[Your goal]
Return the records that follow, matching each one exactly.

* start Stored rows *

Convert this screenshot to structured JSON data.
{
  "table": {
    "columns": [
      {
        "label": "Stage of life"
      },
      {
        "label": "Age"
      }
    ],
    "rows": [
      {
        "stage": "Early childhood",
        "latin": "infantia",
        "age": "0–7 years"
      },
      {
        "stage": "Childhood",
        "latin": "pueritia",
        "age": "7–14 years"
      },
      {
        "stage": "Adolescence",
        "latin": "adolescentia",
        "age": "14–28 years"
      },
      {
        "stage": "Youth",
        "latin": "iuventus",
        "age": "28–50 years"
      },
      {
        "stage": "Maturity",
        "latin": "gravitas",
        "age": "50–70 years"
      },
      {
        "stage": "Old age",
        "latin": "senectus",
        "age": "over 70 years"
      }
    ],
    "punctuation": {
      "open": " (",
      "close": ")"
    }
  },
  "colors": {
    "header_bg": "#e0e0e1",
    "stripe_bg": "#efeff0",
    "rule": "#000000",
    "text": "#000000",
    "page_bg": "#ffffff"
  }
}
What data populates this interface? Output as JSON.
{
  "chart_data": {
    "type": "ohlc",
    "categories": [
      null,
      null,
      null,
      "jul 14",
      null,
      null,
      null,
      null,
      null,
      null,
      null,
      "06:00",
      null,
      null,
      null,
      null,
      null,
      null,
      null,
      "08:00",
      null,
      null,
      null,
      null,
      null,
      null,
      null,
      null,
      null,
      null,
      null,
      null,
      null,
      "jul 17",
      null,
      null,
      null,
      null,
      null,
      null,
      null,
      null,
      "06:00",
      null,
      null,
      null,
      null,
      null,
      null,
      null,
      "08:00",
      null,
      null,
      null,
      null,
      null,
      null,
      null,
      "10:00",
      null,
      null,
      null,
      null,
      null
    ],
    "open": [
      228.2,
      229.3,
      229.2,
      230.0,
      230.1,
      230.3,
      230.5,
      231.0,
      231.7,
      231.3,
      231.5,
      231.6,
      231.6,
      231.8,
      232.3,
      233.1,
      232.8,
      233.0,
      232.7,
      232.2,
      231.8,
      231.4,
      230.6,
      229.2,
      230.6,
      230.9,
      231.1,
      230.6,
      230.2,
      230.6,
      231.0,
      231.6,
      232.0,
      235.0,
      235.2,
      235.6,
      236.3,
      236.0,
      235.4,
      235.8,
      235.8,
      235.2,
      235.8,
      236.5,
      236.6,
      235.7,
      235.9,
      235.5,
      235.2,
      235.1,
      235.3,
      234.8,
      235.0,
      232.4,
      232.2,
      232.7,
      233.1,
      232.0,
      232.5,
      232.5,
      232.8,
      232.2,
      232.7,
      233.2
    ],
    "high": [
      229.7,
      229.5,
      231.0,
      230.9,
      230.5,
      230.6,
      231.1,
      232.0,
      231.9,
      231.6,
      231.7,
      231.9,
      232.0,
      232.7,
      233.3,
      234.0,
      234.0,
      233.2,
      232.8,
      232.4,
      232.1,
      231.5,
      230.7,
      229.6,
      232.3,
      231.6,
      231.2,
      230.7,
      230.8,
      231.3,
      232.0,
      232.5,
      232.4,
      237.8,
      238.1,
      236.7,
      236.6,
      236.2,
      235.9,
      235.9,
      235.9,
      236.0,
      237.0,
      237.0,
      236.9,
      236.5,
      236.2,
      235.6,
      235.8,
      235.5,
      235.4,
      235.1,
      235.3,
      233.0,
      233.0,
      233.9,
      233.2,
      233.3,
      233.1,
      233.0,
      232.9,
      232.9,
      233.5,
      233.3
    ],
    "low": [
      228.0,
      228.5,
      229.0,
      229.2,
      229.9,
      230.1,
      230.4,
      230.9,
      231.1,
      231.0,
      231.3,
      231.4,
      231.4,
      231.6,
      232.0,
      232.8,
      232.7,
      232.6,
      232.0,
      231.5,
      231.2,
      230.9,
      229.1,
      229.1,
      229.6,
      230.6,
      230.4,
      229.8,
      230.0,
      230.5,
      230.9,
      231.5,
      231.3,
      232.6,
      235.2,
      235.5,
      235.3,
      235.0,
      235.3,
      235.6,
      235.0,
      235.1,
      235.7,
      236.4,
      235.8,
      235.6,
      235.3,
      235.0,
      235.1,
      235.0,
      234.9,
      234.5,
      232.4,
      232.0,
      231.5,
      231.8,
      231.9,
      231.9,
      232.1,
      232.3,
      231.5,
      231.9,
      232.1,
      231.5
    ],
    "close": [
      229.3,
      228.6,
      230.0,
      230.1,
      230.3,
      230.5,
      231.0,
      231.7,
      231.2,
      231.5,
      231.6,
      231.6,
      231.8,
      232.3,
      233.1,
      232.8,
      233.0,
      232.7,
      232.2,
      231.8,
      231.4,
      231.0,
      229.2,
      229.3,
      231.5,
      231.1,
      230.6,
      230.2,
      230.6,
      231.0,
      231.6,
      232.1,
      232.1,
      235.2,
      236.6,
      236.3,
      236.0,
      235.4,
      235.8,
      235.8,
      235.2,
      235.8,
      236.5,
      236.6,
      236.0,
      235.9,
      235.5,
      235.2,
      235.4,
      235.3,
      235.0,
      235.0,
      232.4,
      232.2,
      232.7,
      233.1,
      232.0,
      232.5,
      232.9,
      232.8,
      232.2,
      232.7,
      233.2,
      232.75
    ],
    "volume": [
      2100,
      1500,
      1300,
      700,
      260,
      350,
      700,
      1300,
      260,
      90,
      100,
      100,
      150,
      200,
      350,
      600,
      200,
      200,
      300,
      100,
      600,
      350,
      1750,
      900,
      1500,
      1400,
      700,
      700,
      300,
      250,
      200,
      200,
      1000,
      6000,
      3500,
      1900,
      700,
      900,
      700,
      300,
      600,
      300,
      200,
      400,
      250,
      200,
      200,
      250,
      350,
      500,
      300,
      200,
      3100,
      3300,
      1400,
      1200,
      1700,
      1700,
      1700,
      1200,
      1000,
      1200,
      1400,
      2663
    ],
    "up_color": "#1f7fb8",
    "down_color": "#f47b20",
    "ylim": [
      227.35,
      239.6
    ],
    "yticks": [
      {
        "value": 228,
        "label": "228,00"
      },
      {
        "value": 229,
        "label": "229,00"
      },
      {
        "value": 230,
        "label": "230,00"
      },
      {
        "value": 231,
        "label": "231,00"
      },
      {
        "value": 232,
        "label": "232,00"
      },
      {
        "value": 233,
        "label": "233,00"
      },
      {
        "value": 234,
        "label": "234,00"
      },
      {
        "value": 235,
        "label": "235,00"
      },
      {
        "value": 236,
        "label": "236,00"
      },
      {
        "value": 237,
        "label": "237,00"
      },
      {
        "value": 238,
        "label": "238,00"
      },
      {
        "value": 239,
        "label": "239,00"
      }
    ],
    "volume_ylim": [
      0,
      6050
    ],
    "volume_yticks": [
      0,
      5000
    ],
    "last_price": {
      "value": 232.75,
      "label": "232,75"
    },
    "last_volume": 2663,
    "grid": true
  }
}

* end Stored rows *

[Task response]
Convert this screenshot to structured JSON data.
{
  "table": {
    "columns": [
      {
        "label": "Stage of life"
      },
      {
        "label": "Age"
      }
    ],
    "rows": [
      {
        "stage": "Early childhood",
        "latin": "infantia",
        "age": "0–7 years"
      },
      {
        "stage": "Childhood",
        "latin": "pueritia",
        "age": "7–14 years"
      },
      {
        "stage": "Adolescence",
        "latin": "adolescentia",
        "age": "14–28 years"
      },
      {
        "stage": "Youth",
        "latin": "iuventus",
        "age": "28–50 years"
      },
      {
        "stage": "Maturity",
        "latin": "gravitas",
        "age": "50–70 years"
      },
      {
        "stage": "Old age",
        "latin": "senectus",
        "age": "over 70 years"
      }
    ],
    "punctuation": {
      "open": " (",
      "close": ")"
    }
  },
  "colors": {
    "header_bg": "#e0e0e1",
    "stripe_bg": "#efeff0",
    "rule": "#000000",
    "text": "#000000",
    "page_bg": "#ffffff"
  }
}
What data populates this interface? Output as JSON.
{
  "chart_data": {
    "type": "ohlc",
    "categories": [
      null,
      null,
      null,
      "jul 14",
      null,
      null,
      null,
      null,
      null,
      null,
      null,
      "06:00",
      null,
      null,
      null,
      null,
      null,
      null,
      null,
      "08:00",
      null,
      null,
      null,
      null,
      null,
      null,
      null,
      null,
      null,
      null,
      null,
      null,
      null,
      "jul 17",
      null,
      null,
      null,
      null,
      null,
      null,
      null,
      null,
      "06:00",
      null,
      null,
      null,
      null,
      null,
      null,
      null,
      "08:00",
      null,
      null,
      null,
      null,
      null,
      null,
      null,
      "10:00",
      null,
      null,
      null,
      null,
      null
    ],
    "open": [
      228.2,
      229.3,
      229.2,
      230.0,
      230.1,
      230.3,
      230.5,
      231.0,
      231.7,
      231.3,
      231.5,
      231.6,
      231.6,
      231.8,
      232.3,
      233.1,
      232.8,
      233.0,
      232.7,
      232.2,
      231.8,
      231.4,
      230.6,
      229.2,
      230.6,
      230.9,
      231.1,
      230.6,
      230.2,
      230.6,
      231.0,
      231.6,
      232.0,
      235.0,
      235.2,
      235.6,
      236.3,
      236.0,
      235.4,
      235.8,
      235.8,
      235.2,
      235.8,
      236.5,
      236.6,
      235.7,
      235.9,
      235.5,
      235.2,
      235.1,
      235.3,
      234.8,
      235.0,
      232.4,
      232.2,
      232.7,
      233.1,
      232.0,
      232.5,
      232.5,
      232.8,
      232.2,
      232.7,
      233.2
    ],
    "high": [
      229.7,
      229.5,
      231.0,
      230.9,
      230.5,
      230.6,
      231.1,
      232.0,
      231.9,
      231.6,
      231.7,
      231.9,
      232.0,
      232.7,
      233.3,
      234.0,
      234.0,
      233.2,
      232.8,
      232.4,
      232.1,
      231.5,
      230.7,
      229.6,
      232.3,
      231.6,
      231.2,
      230.7,
      230.8,
      231.3,
      232.0,
      232.5,
      232.4,
      237.8,
      238.1,
      236.7,
      236.6,
      236.2,
      235.9,
      235.9,
      235.9,
      236.0,
      237.0,
      237.0,
      236.9,
      236.5,
      236.2,
      235.6,
      235.8,
      235.5,
      235.4,
      235.1,
      235.3,
      233.0,
      233.0,
      233.9,
      233.2,
      233.3,
      233.1,
      233.0,
      232.9,
      232.9,
      233.5,
      233.3
    ],
    "low": [
      228.0,
      228.5,
      229.0,
      229.2,
      229.9,
      230.1,
      230.4,
      230.9,
      231.1,
      231.0,
      231.3,
      231.4,
      231.4,
      231.6,
      232.0,
      232.8,
      232.7,
      232.6,
      232.0,
      231.5,
      231.2,
      230.9,
      229.1,
      229.1,
      229.6,
      230.6,
      230.4,
      229.8,
      230.0,
      230.5,
      230.9,
      231.5,
      231.3,
      232.6,
      235.2,
      235.5,
      235.3,
      235.0,
      235.3,
      235.6,
      235.0,
      235.1,
      235.7,
      236.4,
      235.8,
      235.6,
      235.3,
      235.0,
      235.1,
      235.0,
      234.9,
      234.5,
      232.4,
      232.0,
      231.5,
      231.8,
      231.9,
      231.9,
      232.1,
      232.3,
      231.5,
      231.9,
      232.1,
      231.5
    ],
    "close": [
      229.3,
      228.6,
      230.0,
      230.1,
      230.3,
      230.5,
      231.0,
      231.7,
      231.2,
      231.5,
      231.6,
      231.6,
      231.8,
      232.3,
      233.1,
      232.8,
      233.0,
      232.7,
      232.2,
      231.8,
      231.4,
      231.0,
      229.2,
      229.3,
      231.5,
      231.1,
      230.6,
      230.2,
      230.6,
      231.0,
      231.6,
      232.1,
      232.1,
      235.2,
      236.6,
      236.3,
      236.0,
      235.4,
      235.8,
      235.8,
      235.2,
      235.8,
      236.5,
      236.6,
      236.0,
      235.9,
      235.5,
      235.2,
      235.4,
      235.3,
      235.0,
      235.0,
      232.4,
      232.2,
      232.7,
      233.1,
      232.0,
      232.5,
      232.9,
      232.8,
      232.2,
      232.7,
      233.2,
      232.75
    ],
    "volume": [
      2100,
      1500,
      1300,
      700,
      260,
      350,
      700,
      1300,
      260,
      90,
      100,
      100,
      150,
      200,
      350,
      600,
      200,
      200,
      300,
      100,
      600,
      350,
      1750,
      900,
      1500,
      1400,
      700,
      700,
      300,
      250,
      200,
      200,
      1000,
      6000,
      3500,
      1900,
      700,
      900,
      700,
      300,
      600,
      300,
      200,
      400,
      250,
      200,
      200,
      250,
      350,
      500,
      300,
      200,
      3100,
      3300,
      1400,
      1200,
      1700,
      1700,
      1700,
      1200,
      1000,
      1200,
      1400,
      2663
    ],
    "up_color": "#1f7fb8",
    "down_color": "#f47b20",
    "ylim": [
      227.35,
      239.6
    ],
    "yticks": [
      {
        "value": 228,
        "label": "228,00"
      },
      {
        "value": 229,
        "label": "229,00"
      },
      {
        "value": 230,
        "label": "230,00"
      },
      {
        "value": 231,
        "label": "231,00"
      },
      {
        "value": 232,
        "label": "232,00"
      },
      {
        "value": 233,
        "label": "233,00"
      },
      {
        "value": 234,
        "label": "234,00"
      },
      {
        "value": 235,
        "label": "235,00"
      },
      {
        "value": 236,
        "label": "236,00"
      },
      {
        "value": 237,
        "label": "237,00"
      },
      {
        "value": 238,
        "label": "238,00"
      },
      {
        "value": 239,
        "label": "239,00"
      }
    ],
    "volume_ylim": [
      0,
      6050
    ],
    "volume_yticks": [
      0,
      5000
    ],
    "last_price": {
      "value": 232.75,
      "label": "232,75"
    },
    "last_volume": 2663,
    "grid": true
  }
}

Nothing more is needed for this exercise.